__Your goal__
Go through the material and pull out every line with the string "SQUARE" in it.

**** Information shown ****

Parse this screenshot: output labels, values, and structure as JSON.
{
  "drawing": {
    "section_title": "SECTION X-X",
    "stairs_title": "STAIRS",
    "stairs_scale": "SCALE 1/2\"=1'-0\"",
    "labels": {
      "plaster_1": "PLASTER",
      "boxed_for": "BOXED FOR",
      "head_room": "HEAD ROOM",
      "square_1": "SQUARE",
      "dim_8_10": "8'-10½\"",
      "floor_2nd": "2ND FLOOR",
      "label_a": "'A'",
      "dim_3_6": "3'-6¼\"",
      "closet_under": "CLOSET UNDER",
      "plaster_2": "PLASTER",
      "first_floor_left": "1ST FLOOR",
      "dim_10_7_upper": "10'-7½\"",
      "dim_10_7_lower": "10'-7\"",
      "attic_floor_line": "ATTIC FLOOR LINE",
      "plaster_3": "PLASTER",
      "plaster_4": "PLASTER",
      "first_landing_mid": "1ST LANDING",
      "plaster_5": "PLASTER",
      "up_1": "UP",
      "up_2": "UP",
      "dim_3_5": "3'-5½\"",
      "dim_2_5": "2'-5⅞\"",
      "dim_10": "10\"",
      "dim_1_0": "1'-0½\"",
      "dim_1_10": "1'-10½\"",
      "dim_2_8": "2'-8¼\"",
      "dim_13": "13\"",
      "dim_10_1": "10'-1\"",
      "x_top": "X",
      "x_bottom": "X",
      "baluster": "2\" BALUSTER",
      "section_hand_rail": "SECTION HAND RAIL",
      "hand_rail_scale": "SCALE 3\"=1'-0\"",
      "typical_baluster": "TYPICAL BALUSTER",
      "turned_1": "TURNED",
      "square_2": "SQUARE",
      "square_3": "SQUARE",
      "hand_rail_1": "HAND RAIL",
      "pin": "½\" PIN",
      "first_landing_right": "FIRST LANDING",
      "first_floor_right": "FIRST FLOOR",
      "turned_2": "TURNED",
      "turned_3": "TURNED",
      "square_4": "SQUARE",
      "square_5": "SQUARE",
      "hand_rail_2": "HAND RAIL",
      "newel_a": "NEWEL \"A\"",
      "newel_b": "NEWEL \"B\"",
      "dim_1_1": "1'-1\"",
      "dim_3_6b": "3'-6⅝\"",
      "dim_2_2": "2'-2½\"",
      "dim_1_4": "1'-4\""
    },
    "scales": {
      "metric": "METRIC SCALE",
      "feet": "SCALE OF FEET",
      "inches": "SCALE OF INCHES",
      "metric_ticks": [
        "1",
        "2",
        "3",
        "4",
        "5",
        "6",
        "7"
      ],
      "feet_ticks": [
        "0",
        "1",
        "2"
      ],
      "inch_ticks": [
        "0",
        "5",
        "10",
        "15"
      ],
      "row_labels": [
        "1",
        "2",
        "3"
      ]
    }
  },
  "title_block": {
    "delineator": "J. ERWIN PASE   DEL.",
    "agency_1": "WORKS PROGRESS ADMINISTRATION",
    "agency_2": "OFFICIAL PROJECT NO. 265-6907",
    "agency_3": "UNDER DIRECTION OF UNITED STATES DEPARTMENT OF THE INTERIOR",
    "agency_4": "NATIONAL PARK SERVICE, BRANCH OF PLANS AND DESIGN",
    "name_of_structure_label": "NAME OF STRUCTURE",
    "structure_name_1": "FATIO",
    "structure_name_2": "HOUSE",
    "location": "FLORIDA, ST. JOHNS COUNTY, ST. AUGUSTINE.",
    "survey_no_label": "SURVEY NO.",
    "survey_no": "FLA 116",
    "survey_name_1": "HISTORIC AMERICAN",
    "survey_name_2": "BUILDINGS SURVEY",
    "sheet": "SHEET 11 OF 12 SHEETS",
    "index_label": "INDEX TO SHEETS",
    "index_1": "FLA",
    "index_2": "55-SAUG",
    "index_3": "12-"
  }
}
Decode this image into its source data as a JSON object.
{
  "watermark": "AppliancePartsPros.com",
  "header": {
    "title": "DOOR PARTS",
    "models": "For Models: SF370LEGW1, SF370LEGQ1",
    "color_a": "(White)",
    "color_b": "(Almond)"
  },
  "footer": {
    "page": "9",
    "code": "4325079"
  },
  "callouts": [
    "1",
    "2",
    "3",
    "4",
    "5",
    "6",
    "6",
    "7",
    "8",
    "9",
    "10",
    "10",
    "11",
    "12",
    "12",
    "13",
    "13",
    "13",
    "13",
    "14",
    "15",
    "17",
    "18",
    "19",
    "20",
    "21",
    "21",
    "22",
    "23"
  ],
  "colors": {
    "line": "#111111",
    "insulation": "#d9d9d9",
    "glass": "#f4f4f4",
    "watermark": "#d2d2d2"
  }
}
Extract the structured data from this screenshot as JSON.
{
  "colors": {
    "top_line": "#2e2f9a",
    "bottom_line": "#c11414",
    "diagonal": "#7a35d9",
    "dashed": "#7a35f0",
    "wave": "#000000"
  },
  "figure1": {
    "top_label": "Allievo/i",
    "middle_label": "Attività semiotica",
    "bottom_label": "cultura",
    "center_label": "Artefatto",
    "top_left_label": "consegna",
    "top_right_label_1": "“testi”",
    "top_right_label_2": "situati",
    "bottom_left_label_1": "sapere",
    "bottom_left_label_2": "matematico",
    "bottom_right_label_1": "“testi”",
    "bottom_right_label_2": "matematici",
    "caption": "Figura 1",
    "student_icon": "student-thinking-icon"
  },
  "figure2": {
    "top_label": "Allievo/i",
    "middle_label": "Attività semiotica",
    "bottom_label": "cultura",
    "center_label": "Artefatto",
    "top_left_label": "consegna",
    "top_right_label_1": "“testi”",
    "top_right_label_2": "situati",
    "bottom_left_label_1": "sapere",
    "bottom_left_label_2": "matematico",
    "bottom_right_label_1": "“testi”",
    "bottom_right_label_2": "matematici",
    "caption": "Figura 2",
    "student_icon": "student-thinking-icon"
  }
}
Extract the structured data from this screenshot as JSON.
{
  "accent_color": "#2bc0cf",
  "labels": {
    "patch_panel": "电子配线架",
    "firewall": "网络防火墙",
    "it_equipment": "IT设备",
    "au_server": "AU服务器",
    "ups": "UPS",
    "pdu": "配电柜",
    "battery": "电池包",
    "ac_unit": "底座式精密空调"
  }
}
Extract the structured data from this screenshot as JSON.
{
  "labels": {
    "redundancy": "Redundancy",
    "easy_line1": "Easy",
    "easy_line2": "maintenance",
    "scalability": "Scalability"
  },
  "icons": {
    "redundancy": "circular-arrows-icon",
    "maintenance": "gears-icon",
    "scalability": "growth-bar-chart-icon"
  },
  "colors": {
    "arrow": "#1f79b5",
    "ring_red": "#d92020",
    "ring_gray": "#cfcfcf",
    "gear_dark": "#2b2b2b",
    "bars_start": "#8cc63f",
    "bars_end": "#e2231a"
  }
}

****

__Solution to this problem__
      "square_1": "SQUARE",
      "square_2": "SQUARE",
      "square_3": "SQUARE",
      "square_4": "SQUARE",
      "square_5": "SQUARE",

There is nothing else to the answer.